> [Provided records]:
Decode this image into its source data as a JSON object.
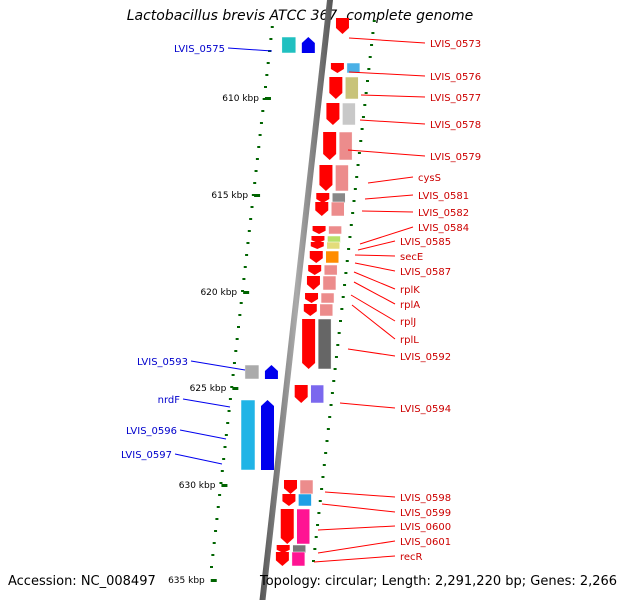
{
  "title": "Lactobacillus brevis ATCC 367, complete genome",
  "accession": "Accession: NC_008497",
  "topology": "Topology: circular; Length: 2,291,220 bp; Genes: 2,266",
  "colors": {
    "backbone": "#888888",
    "forward_gene": "#ff0000",
    "reverse_gene": "#0000ee",
    "forward_label": "#cc0000",
    "reverse_label": "#0000cc",
    "tick": "#006400"
  },
  "scale": {
    "unit": "kbp",
    "ticks": [
      "610 kbp",
      "615 kbp",
      "620 kbp",
      "625 kbp",
      "630 kbp",
      "635 kbp"
    ]
  },
  "genes_right": [
    "LVIS_0573",
    "LVIS_0576",
    "LVIS_0577",
    "LVIS_0578",
    "LVIS_0579",
    "cysS",
    "LVIS_0581",
    "LVIS_0582",
    "LVIS_0584",
    "LVIS_0585",
    "secE",
    "LVIS_0587",
    "rplK",
    "rplA",
    "rplJ",
    "rplL",
    "LVIS_0592",
    "LVIS_0594",
    "LVIS_0598",
    "LVIS_0599",
    "LVIS_0600",
    "LVIS_0601",
    "recR"
  ],
  "genes_left": [
    "LVIS_0575",
    "LVIS_0593",
    "nrdF",
    "LVIS_0596",
    "LVIS_0597"
  ]
}
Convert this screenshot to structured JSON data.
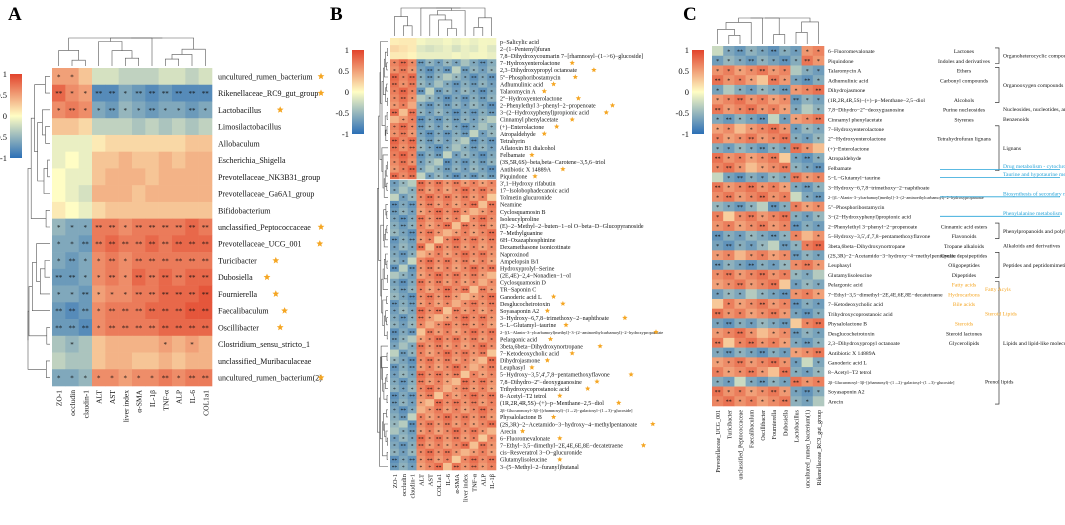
{
  "colors": {
    "low": "#2c6fb6",
    "mid": "#fffdc4",
    "high": "#e2432c",
    "star": "#f5a623",
    "cyan": "#27a3d8",
    "orange": "#f5a623",
    "tree": "#555555",
    "text": "#111111"
  },
  "chart_data": [
    {
      "panel": "A",
      "type": "heatmap",
      "legend_ticks": [
        "1",
        "0.5",
        "0",
        "-0.5",
        "-1"
      ],
      "columns": [
        "ZO-1",
        "occludin",
        "claudin-1",
        "ALT",
        "AST",
        "liver index",
        "α-SMA",
        "IL-1β",
        "TNF-α",
        "ALP",
        "IL-6",
        "COL1a1"
      ],
      "rows": [
        {
          "name": "uncultured_rumen_bacterium",
          "star": true
        },
        {
          "name": "Rikenellaceae_RC9_gut_group",
          "star": true
        },
        {
          "name": "Lactobacillus",
          "star": true
        },
        {
          "name": "Limosilactobacillus",
          "star": false
        },
        {
          "name": "Allobaculum",
          "star": false
        },
        {
          "name": "Escherichia_Shigella",
          "star": false
        },
        {
          "name": "Prevotellaceae_NK3B31_group",
          "star": false
        },
        {
          "name": "Prevotellaceae_Ga6A1_group",
          "star": false
        },
        {
          "name": "Bifidobacterium",
          "star": false
        },
        {
          "name": "unclassified_Peptococcaceae",
          "star": true
        },
        {
          "name": "Prevotellaceae_UCG_001",
          "star": true
        },
        {
          "name": "Turicibacter",
          "star": true
        },
        {
          "name": "Dubosiella",
          "star": true
        },
        {
          "name": "Fournierella",
          "star": true
        },
        {
          "name": "Faecalibaculum",
          "star": true
        },
        {
          "name": "Oscillibacter",
          "star": true
        },
        {
          "name": "Clostridium_sensu_stricto_1",
          "star": false
        },
        {
          "name": "unclassified_Muribaculaceae",
          "star": false
        },
        {
          "name": "uncultured_rumen_bacterium(2)",
          "star": true
        }
      ],
      "values": [
        [
          0.5,
          0.5,
          0.3,
          -0.2,
          -0.2,
          -0.3,
          -0.3,
          -0.3,
          -0.2,
          -0.2,
          -0.3,
          -0.2
        ],
        [
          0.8,
          0.6,
          0.5,
          -0.8,
          -0.8,
          -0.6,
          -0.7,
          -0.8,
          -0.7,
          -0.8,
          -0.8,
          -0.8
        ],
        [
          0.6,
          0.7,
          0.6,
          -0.6,
          -0.7,
          -0.5,
          -0.6,
          -0.7,
          -0.6,
          -0.6,
          -0.7,
          -0.6
        ],
        [
          0.3,
          0.3,
          0.2,
          -0.3,
          -0.3,
          -0.3,
          -0.4,
          -0.3,
          -0.4,
          -0.3,
          -0.4,
          -0.3
        ],
        [
          -0.1,
          -0.1,
          -0.1,
          0.1,
          0.2,
          0.2,
          0.2,
          0.2,
          0.2,
          0.2,
          0.3,
          0.3
        ],
        [
          -0.1,
          0.0,
          -0.1,
          0.3,
          0.3,
          0.4,
          0.3,
          0.3,
          0.4,
          0.3,
          0.4,
          0.4
        ],
        [
          0.0,
          -0.1,
          -0.1,
          0.3,
          0.4,
          0.4,
          0.4,
          0.3,
          0.4,
          0.4,
          0.4,
          0.4
        ],
        [
          0.0,
          -0.1,
          -0.2,
          0.4,
          0.4,
          0.4,
          0.3,
          0.4,
          0.4,
          0.4,
          0.4,
          0.4
        ],
        [
          0.1,
          0.0,
          -0.1,
          0.2,
          0.3,
          0.3,
          0.3,
          0.3,
          0.3,
          0.3,
          0.3,
          0.3
        ],
        [
          -0.5,
          -0.6,
          -0.6,
          0.7,
          0.7,
          0.6,
          0.7,
          0.7,
          0.7,
          0.7,
          0.8,
          0.7
        ],
        [
          -0.6,
          -0.6,
          -0.7,
          0.7,
          0.8,
          0.7,
          0.7,
          0.8,
          0.7,
          0.8,
          0.8,
          0.8
        ],
        [
          -0.6,
          -0.7,
          -0.6,
          0.6,
          0.7,
          0.6,
          0.7,
          0.7,
          0.7,
          0.7,
          0.7,
          0.7
        ],
        [
          -0.7,
          -0.7,
          -0.6,
          0.6,
          0.7,
          0.6,
          0.8,
          0.7,
          0.8,
          0.7,
          0.8,
          0.8
        ],
        [
          -0.6,
          -0.6,
          -0.7,
          0.5,
          0.6,
          0.6,
          0.7,
          0.7,
          0.8,
          0.8,
          0.8,
          0.9
        ],
        [
          -0.7,
          -0.8,
          -0.7,
          0.6,
          0.7,
          0.7,
          0.7,
          0.8,
          0.8,
          0.8,
          0.9,
          0.9
        ],
        [
          -0.7,
          -0.7,
          -0.8,
          0.6,
          0.7,
          0.7,
          0.7,
          0.7,
          0.8,
          0.8,
          0.8,
          0.8
        ],
        [
          -0.4,
          -0.5,
          -0.4,
          0.3,
          0.4,
          0.4,
          0.4,
          0.4,
          0.5,
          0.4,
          0.5,
          0.4
        ],
        [
          -0.3,
          -0.4,
          -0.4,
          0.3,
          0.4,
          0.4,
          0.3,
          0.3,
          0.4,
          0.3,
          0.4,
          0.4
        ],
        [
          -0.6,
          -0.6,
          -0.5,
          0.6,
          0.6,
          0.5,
          0.6,
          0.6,
          0.7,
          0.6,
          0.7,
          0.7
        ]
      ]
    },
    {
      "panel": "B",
      "type": "heatmap",
      "legend_ticks": [
        "1",
        "0.5",
        "0",
        "-0.5",
        "-1"
      ],
      "columns": [
        "ZO-1",
        "occludin",
        "claudin-1",
        "ALT",
        "AST",
        "COL1a1",
        "IL-6",
        "α-SMA",
        "liver index",
        "TNF-α",
        "ALP",
        "IL-1β"
      ],
      "rows": [
        {
          "name": "p−Salicylic acid",
          "star": false
        },
        {
          "name": "2−(1−Pentenyl)furan",
          "star": false
        },
        {
          "name": "7,8−Dihydroxycoumarin 7−[rhamnosyl−(1−>6)−glucoside]",
          "star": false
        },
        {
          "name": "7−Hydroxyenterolactone",
          "star": true
        },
        {
          "name": "2,3−Dihydroxypropyl octanoate",
          "star": true
        },
        {
          "name": "5''−Phosphoribostamycin",
          "star": true
        },
        {
          "name": "Adhumulinic acid",
          "star": true
        },
        {
          "name": "Talaromycin A",
          "star": true
        },
        {
          "name": "2''−Hydroxyenterolactone",
          "star": true
        },
        {
          "name": "2−Phenylethyl 3−phenyl−2−propenoate",
          "star": true
        },
        {
          "name": "3−(2−Hydroxyphenyl)propionic acid",
          "star": true
        },
        {
          "name": "Cinnamyl phenylacetate",
          "star": true
        },
        {
          "name": "(+)−Enterolactone",
          "star": true
        },
        {
          "name": "Atropaldehyde",
          "star": true
        },
        {
          "name": "Tetrahyrin",
          "star": false
        },
        {
          "name": "Aflatoxin B1 dialcohol",
          "star": false
        },
        {
          "name": "Felbamate",
          "star": true
        },
        {
          "name": "(3S,5R,6S)−beta,beta−Carotene−3,5,6−triol",
          "star": false
        },
        {
          "name": "Antibiotic X 14889A",
          "star": true
        },
        {
          "name": "Piquindone",
          "star": true
        },
        {
          "name": "3',1−Hydroxy rifabutin",
          "star": false
        },
        {
          "name": "17−Isolobophadecanoic acid",
          "star": false
        },
        {
          "name": "Tolmetin glucuronide",
          "star": false
        },
        {
          "name": "Neamine",
          "star": false
        },
        {
          "name": "Cyclosquamosin B",
          "star": false
        },
        {
          "name": "Isoleucylproline",
          "star": false
        },
        {
          "name": "(E)−2−Methyl−2−buten−1−ol O−beta−D−Glucopyranoside",
          "star": false
        },
        {
          "name": "7−Methylguanine",
          "star": false
        },
        {
          "name": "6H−Oxazaphosphinine",
          "star": false
        },
        {
          "name": "Dexamethasone isonicotinate",
          "star": false
        },
        {
          "name": "Naproxinod",
          "star": false
        },
        {
          "name": "Ampelopsin B/I",
          "star": false
        },
        {
          "name": "Hydroxyprolyl−Serine",
          "star": false
        },
        {
          "name": "(2E,4E)−2,4−Nonadien−1−ol",
          "star": false
        },
        {
          "name": "Cyclosquamosin D",
          "star": false
        },
        {
          "name": "TR−Saponin C",
          "star": false
        },
        {
          "name": "Ganoderic acid L",
          "star": true
        },
        {
          "name": "Desglucocheirotoxin",
          "star": true
        },
        {
          "name": "Soyasaponin A2",
          "star": true
        },
        {
          "name": "3−Hydroxy−6,7,8−trimethoxy−2−naphthoate",
          "star": true
        },
        {
          "name": "5−L−Glutamyl−taurine",
          "star": true
        },
        {
          "name": "2−[(L−Alanin−3−ylcarbamoyl)methyl]−3−(2−aminoethylcarbamoyl)−2−hydroxypropanoate",
          "star": true
        },
        {
          "name": "Pelargonic acid",
          "star": true
        },
        {
          "name": "3beta,6beta−Dihydroxynortropane",
          "star": true
        },
        {
          "name": "7−Ketodeoxycholic acid",
          "star": true
        },
        {
          "name": "Dihydrojasmone",
          "star": true
        },
        {
          "name": "Leuphasyl",
          "star": true
        },
        {
          "name": "5−Hydroxy−3,5',4',7,8−pentamethoxyflavone",
          "star": true
        },
        {
          "name": "7,8−Dihydro−2''−deoxyguanosine",
          "star": true
        },
        {
          "name": "Trihydroxycoprostanoic acid",
          "star": true
        },
        {
          "name": "8−Acetyl−T2 tetrol",
          "star": true
        },
        {
          "name": "(1R,2R,4R,5S)−(+)−p−Menthane−2,5−diol",
          "star": true
        },
        {
          "name": "2β−Glucuronosyl−3β−[(rhamnosyl)−(1→2)−galactosyl−(1→3)−glucoside]",
          "star": false
        },
        {
          "name": "Physalolactone B",
          "star": true
        },
        {
          "name": "(2S,3R)−2−Acetamido−3−hydroxy−4−methylpentanoate",
          "star": true
        },
        {
          "name": "Arecin",
          "star": true
        },
        {
          "name": "6−Fluoromevalonate",
          "star": true
        },
        {
          "name": "7−Ethyl−3,5−dimethyl−2E,4E,6E,8E−decatetraene",
          "star": true
        },
        {
          "name": "cis−Resveratrol 3−O−glucuronide",
          "star": false
        },
        {
          "name": "Glutamylisoleucine",
          "star": true
        },
        {
          "name": "3−(5−Methyl−2−furanyl)butanal",
          "star": false
        }
      ]
    },
    {
      "panel": "C",
      "type": "heatmap",
      "legend_ticks": [
        "1",
        "0.5",
        "0",
        "-0.5",
        "-1"
      ],
      "columns": [
        "Prevotellaceae_UCG_001",
        "Turicibacter",
        "unclassified_Peptococcaceae",
        "Faecalibaculum",
        "Oscillibacter",
        "Fournierella",
        "Dubosiella",
        "Lactobacillus",
        "uncultured_rumen_bacterium(1)",
        "Rikenellaceae_RC9_gut_group"
      ],
      "rows": [
        {
          "name": "6−Fluoromevalonate",
          "class": "Lactones"
        },
        {
          "name": "Piquindone",
          "class": "Indoles and derivatives"
        },
        {
          "name": "Talaromycin A",
          "class": "Ethers"
        },
        {
          "name": "Adhumulinic acid",
          "class": "Carbonyl compounds"
        },
        {
          "name": "Dihydrojasmone",
          "class": ""
        },
        {
          "name": "(1R,2R,4R,5S)−(+)−p−Menthane−2,5−diol",
          "class": "Alcohols"
        },
        {
          "name": "7,8−Dihydro−2''−deoxyguanosine",
          "class": "Purine nucleosides"
        },
        {
          "name": "Cinnamyl phenylacetate",
          "class": "Styrenes"
        },
        {
          "name": "7−Hydroxyenterolactone",
          "class": ""
        },
        {
          "name": "2''−Hydroxyenterolactone",
          "class": "Tetrahydrofuran lignans"
        },
        {
          "name": "(+)−Enterolactone",
          "class": ""
        },
        {
          "name": "Atropaldehyde",
          "class": ""
        },
        {
          "name": "Felbamate",
          "class": ""
        },
        {
          "name": "5−L−Glutamyl−taurine",
          "class": ""
        },
        {
          "name": "3−Hydroxy−6,7,8−trimethoxy−2−naphthoate",
          "class": ""
        },
        {
          "name": "2−[(L−Alanin−3−ylcarbamoyl)methyl]−3−(2−aminoethylcarbamoyl)−2−hydroxypropanoate",
          "class": ""
        },
        {
          "name": "5''−Phosphoribostamycin",
          "class": ""
        },
        {
          "name": "3−(2−Hydroxyphenyl)propionic acid",
          "class": ""
        },
        {
          "name": "2−Phenylethyl 3−phenyl−2−propenoate",
          "class": "Cinnamic acid esters"
        },
        {
          "name": "5−Hydroxy−3,5',4',7,8−pentamethoxyflavone",
          "class": "Flavonoids"
        },
        {
          "name": "3beta,6beta−Dihydroxynortropane",
          "class": "Tropane alkaloids"
        },
        {
          "name": "(2S,3R)−2−Acetamido−3−hydroxy−4−methylpentanoate",
          "class": "Cyclic depsipeptides"
        },
        {
          "name": "Leuphasyl",
          "class": "Oligopeptides"
        },
        {
          "name": "Glutamylisoleucine",
          "class": "Dipeptides"
        },
        {
          "name": "Pelargonic acid",
          "class": "Fatty acids"
        },
        {
          "name": "7−Ethyl−3,5−dimethyl−2E,4E,6E,8E−decatetraene",
          "class": "Hydrocarbons"
        },
        {
          "name": "7−Ketodeoxycholic acid",
          "class": "Bile acids"
        },
        {
          "name": "Trihydroxycoprostanoic acid",
          "class": ""
        },
        {
          "name": "Physalolactone B",
          "class": "Steroids"
        },
        {
          "name": "Desglucocheirotoxin",
          "class": "Steroid lactones"
        },
        {
          "name": "2,3−Dihydroxypropyl octanoate",
          "class": "Glycerolipids"
        },
        {
          "name": "Antibiotic X 14889A",
          "class": ""
        },
        {
          "name": "Ganoderic acid L",
          "class": ""
        },
        {
          "name": "8−Acetyl−T2 tetrol",
          "class": ""
        },
        {
          "name": "2β−Glucuronosyl−3β−[(rhamnosyl)−(1→2)−galactosyl−(1→3)−glucoside]",
          "class": ""
        },
        {
          "name": "Soyasaponin A2",
          "class": ""
        },
        {
          "name": "Arecin",
          "class": ""
        }
      ],
      "annotations": {
        "superclass_right": [
          "Organoheterocyclic compounds",
          "Organooxygen compounds",
          "Nucleosides, nucleotides, and analogues",
          "Benzenoids",
          "Lignans",
          "Phenylpropanoids and polyketides",
          "Alkaloids and derivatives",
          "Peptides and peptidomimetics",
          "Lipids and lipid-like molecules"
        ],
        "pathways": [
          "Drug metabolism - cytochrome P450",
          "Taurine and hypotaurine metabolism",
          "Biosynthesis of secondary metabolites",
          "Phenylalanine metabolism"
        ],
        "lipid_groups": [
          "Fatty Acyls",
          "Steroid Lipids"
        ],
        "extra_labels": [
          "Prenol lipids"
        ]
      }
    }
  ],
  "panel_letters": {
    "a": "A",
    "b": "B",
    "c": "C"
  }
}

> [Work task]: A single number is the answer here: how many lines above carry the string "glucuronide"?

> [Result for this task]: 2